> [Goal] Repeat the material below exactly, with no pictures.

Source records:
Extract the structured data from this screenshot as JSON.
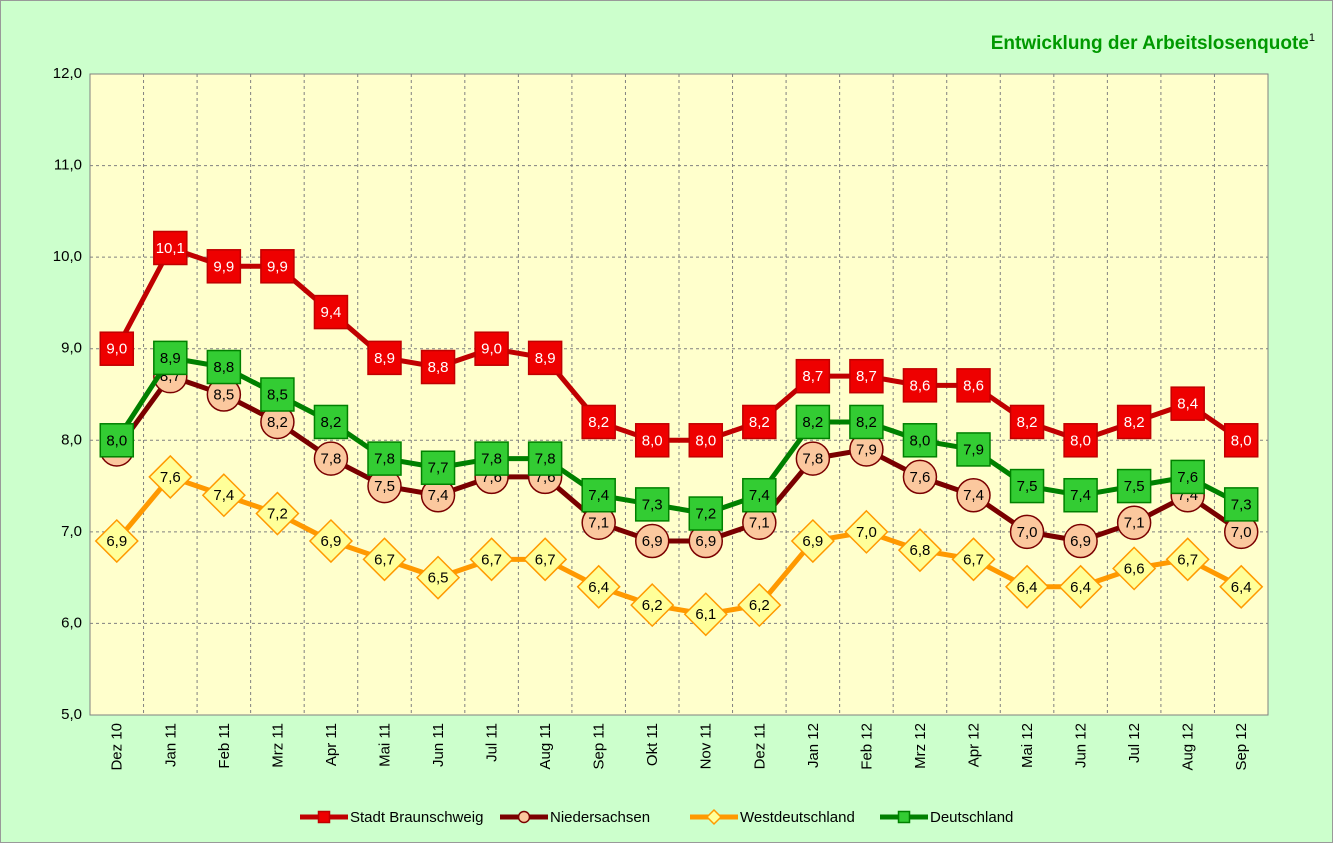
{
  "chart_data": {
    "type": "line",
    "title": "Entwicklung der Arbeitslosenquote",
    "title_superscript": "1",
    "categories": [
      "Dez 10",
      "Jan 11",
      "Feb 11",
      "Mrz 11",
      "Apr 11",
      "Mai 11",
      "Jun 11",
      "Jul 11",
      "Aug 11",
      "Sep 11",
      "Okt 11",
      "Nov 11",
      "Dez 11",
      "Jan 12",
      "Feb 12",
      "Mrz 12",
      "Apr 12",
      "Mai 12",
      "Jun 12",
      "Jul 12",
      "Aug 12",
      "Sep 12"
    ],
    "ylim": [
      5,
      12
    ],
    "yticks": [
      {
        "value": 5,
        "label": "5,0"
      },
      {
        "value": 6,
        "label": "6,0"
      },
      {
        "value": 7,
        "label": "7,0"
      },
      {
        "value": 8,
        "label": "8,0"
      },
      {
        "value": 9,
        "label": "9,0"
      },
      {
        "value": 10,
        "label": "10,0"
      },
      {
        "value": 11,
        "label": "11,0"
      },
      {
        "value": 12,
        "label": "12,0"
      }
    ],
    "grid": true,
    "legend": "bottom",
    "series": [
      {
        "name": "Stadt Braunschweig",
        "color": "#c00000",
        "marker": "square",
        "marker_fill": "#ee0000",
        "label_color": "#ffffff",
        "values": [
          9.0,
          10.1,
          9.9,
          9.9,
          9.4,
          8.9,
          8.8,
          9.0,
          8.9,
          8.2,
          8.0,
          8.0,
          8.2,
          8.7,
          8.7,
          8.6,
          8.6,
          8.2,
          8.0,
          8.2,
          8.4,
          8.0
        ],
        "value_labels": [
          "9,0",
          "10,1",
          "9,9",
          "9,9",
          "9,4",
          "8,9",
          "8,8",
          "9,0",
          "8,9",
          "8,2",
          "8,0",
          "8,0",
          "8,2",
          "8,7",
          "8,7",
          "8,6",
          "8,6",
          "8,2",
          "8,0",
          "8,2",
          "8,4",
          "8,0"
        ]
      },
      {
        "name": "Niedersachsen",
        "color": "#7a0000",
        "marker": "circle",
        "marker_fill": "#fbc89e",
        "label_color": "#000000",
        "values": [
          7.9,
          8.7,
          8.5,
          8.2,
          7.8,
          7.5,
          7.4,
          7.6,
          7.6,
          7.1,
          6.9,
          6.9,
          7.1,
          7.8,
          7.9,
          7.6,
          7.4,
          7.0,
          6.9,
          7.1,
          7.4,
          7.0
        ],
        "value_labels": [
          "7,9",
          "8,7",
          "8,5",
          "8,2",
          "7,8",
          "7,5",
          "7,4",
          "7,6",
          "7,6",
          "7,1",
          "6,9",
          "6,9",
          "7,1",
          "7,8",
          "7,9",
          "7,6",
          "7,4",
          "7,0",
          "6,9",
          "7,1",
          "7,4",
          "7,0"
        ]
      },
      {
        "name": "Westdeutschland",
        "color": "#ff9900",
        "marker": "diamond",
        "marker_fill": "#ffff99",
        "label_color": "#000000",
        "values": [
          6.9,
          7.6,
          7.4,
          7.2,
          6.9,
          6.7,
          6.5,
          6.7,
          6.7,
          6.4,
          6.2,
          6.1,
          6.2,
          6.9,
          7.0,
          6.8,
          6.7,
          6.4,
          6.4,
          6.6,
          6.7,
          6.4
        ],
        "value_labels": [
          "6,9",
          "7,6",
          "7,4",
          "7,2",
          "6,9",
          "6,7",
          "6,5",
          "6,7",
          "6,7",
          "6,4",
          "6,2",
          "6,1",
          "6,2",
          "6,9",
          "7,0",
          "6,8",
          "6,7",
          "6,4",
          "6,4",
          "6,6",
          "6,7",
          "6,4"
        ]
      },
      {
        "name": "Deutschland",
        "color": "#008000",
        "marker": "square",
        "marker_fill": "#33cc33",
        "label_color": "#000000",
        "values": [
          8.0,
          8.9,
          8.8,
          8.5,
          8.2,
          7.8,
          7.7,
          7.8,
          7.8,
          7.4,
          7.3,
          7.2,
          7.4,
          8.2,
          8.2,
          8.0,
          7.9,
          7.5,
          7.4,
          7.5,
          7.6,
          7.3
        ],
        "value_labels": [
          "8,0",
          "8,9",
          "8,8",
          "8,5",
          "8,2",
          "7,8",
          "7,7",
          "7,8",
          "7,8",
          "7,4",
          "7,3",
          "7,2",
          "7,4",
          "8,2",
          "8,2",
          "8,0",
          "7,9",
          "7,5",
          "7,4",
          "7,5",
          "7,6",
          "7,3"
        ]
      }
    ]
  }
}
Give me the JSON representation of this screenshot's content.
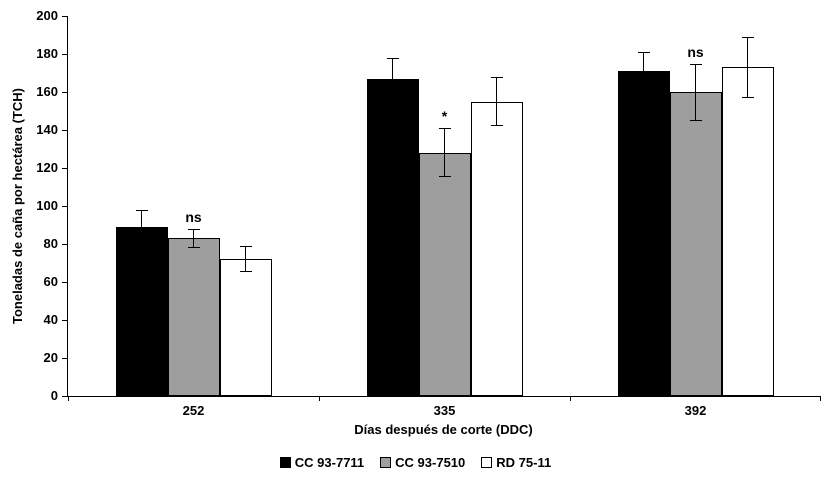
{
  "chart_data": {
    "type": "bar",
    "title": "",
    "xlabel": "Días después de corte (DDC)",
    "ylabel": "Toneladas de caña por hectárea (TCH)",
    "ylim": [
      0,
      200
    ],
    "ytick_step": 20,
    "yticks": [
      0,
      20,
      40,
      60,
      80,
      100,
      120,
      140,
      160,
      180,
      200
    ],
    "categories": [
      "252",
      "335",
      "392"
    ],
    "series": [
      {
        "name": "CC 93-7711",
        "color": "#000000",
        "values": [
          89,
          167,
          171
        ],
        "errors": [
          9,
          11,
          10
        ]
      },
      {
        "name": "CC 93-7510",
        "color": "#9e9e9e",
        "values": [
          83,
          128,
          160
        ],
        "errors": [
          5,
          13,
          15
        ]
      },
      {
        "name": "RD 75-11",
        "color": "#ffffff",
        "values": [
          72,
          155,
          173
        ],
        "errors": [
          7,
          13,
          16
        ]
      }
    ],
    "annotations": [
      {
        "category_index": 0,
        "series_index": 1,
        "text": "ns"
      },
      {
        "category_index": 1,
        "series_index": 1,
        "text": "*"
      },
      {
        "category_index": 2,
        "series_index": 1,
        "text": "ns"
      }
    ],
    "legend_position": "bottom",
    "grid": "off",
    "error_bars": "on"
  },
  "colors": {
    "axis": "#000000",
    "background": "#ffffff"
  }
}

> [Solved problem]
Extract the structured data from this screenshot as JSON.
{
  "chart_data": {
    "type": "line",
    "title": "Entwicklung der Arbeitslosenquote",
    "title_superscript": "1",
    "categories": [
      "Dez 10",
      "Jan 11",
      "Feb 11",
      "Mrz 11",
      "Apr 11",
      "Mai 11",
      "Jun 11",
      "Jul 11",
      "Aug 11",
      "Sep 11",
      "Okt 11",
      "Nov 11",
      "Dez 11",
      "Jan 12",
      "Feb 12",
      "Mrz 12",
      "Apr 12",
      "Mai 12",
      "Jun 12",
      "Jul 12",
      "Aug 12",
      "Sep 12"
    ],
    "ylim": [
      5,
      12
    ],
    "yticks": [
      {
        "value": 5,
        "label": "5,0"
      },
      {
        "value": 6,
        "label": "6,0"
      },
      {
        "value": 7,
        "label": "7,0"
      },
      {
        "value": 8,
        "label": "8,0"
      },
      {
        "value": 9,
        "label": "9,0"
      },
      {
        "value": 10,
        "label": "10,0"
      },
      {
        "value": 11,
        "label": "11,0"
      },
      {
        "value": 12,
        "label": "12,0"
      }
    ],
    "grid": true,
    "legend": "bottom",
    "series": [
      {
        "name": "Stadt Braunschweig",
        "color": "#c00000",
        "marker": "square",
        "marker_fill": "#ee0000",
        "label_color": "#ffffff",
        "values": [
          9.0,
          10.1,
          9.9,
          9.9,
          9.4,
          8.9,
          8.8,
          9.0,
          8.9,
          8.2,
          8.0,
          8.0,
          8.2,
          8.7,
          8.7,
          8.6,
          8.6,
          8.2,
          8.0,
          8.2,
          8.4,
          8.0
        ],
        "value_labels": [
          "9,0",
          "10,1",
          "9,9",
          "9,9",
          "9,4",
          "8,9",
          "8,8",
          "9,0",
          "8,9",
          "8,2",
          "8,0",
          "8,0",
          "8,2",
          "8,7",
          "8,7",
          "8,6",
          "8,6",
          "8,2",
          "8,0",
          "8,2",
          "8,4",
          "8,0"
        ]
      },
      {
        "name": "Niedersachsen",
        "color": "#7a0000",
        "marker": "circle",
        "marker_fill": "#fbc89e",
        "label_color": "#000000",
        "values": [
          7.9,
          8.7,
          8.5,
          8.2,
          7.8,
          7.5,
          7.4,
          7.6,
          7.6,
          7.1,
          6.9,
          6.9,
          7.1,
          7.8,
          7.9,
          7.6,
          7.4,
          7.0,
          6.9,
          7.1,
          7.4,
          7.0
        ],
        "value_labels": [
          "7,9",
          "8,7",
          "8,5",
          "8,2",
          "7,8",
          "7,5",
          "7,4",
          "7,6",
          "7,6",
          "7,1",
          "6,9",
          "6,9",
          "7,1",
          "7,8",
          "7,9",
          "7,6",
          "7,4",
          "7,0",
          "6,9",
          "7,1",
          "7,4",
          "7,0"
        ]
      },
      {
        "name": "Westdeutschland",
        "color": "#ff9900",
        "marker": "diamond",
        "marker_fill": "#ffff99",
        "label_color": "#000000",
        "values": [
          6.9,
          7.6,
          7.4,
          7.2,
          6.9,
          6.7,
          6.5,
          6.7,
          6.7,
          6.4,
          6.2,
          6.1,
          6.2,
          6.9,
          7.0,
          6.8,
          6.7,
          6.4,
          6.4,
          6.6,
          6.7,
          6.4
        ],
        "value_labels": [
          "6,9",
          "7,6",
          "7,4",
          "7,2",
          "6,9",
          "6,7",
          "6,5",
          "6,7",
          "6,7",
          "6,4",
          "6,2",
          "6,1",
          "6,2",
          "6,9",
          "7,0",
          "6,8",
          "6,7",
          "6,4",
          "6,4",
          "6,6",
          "6,7",
          "6,4"
        ]
      },
      {
        "name": "Deutschland",
        "color": "#008000",
        "marker": "square",
        "marker_fill": "#33cc33",
        "label_color": "#000000",
        "values": [
          8.0,
          8.9,
          8.8,
          8.5,
          8.2,
          7.8,
          7.7,
          7.8,
          7.8,
          7.4,
          7.3,
          7.2,
          7.4,
          8.2,
          8.2,
          8.0,
          7.9,
          7.5,
          7.4,
          7.5,
          7.6,
          7.3
        ],
        "value_labels": [
          "8,0",
          "8,9",
          "8,8",
          "8,5",
          "8,2",
          "7,8",
          "7,7",
          "7,8",
          "7,8",
          "7,4",
          "7,3",
          "7,2",
          "7,4",
          "8,2",
          "8,2",
          "8,0",
          "7,9",
          "7,5",
          "7,4",
          "7,5",
          "7,6",
          "7,3"
        ]
      }
    ]
  }
}
Give me the JSON representation of this screenshot's content.
{
  "chart_data": {
    "type": "bar",
    "title": "",
    "xlabel": "Días después de corte (DDC)",
    "ylabel": "Toneladas de caña por hectárea (TCH)",
    "ylim": [
      0,
      200
    ],
    "ytick_step": 20,
    "yticks": [
      0,
      20,
      40,
      60,
      80,
      100,
      120,
      140,
      160,
      180,
      200
    ],
    "categories": [
      "252",
      "335",
      "392"
    ],
    "series": [
      {
        "name": "CC 93-7711",
        "color": "#000000",
        "values": [
          89,
          167,
          171
        ],
        "errors": [
          9,
          11,
          10
        ]
      },
      {
        "name": "CC 93-7510",
        "color": "#9e9e9e",
        "values": [
          83,
          128,
          160
        ],
        "errors": [
          5,
          13,
          15
        ]
      },
      {
        "name": "RD 75-11",
        "color": "#ffffff",
        "values": [
          72,
          155,
          173
        ],
        "errors": [
          7,
          13,
          16
        ]
      }
    ],
    "annotations": [
      {
        "category_index": 0,
        "series_index": 1,
        "text": "ns"
      },
      {
        "category_index": 1,
        "series_index": 1,
        "text": "*"
      },
      {
        "category_index": 2,
        "series_index": 1,
        "text": "ns"
      }
    ],
    "legend_position": "bottom",
    "grid": "off",
    "error_bars": "on"
  },
  "colors": {
    "axis": "#000000",
    "background": "#ffffff"
  }
}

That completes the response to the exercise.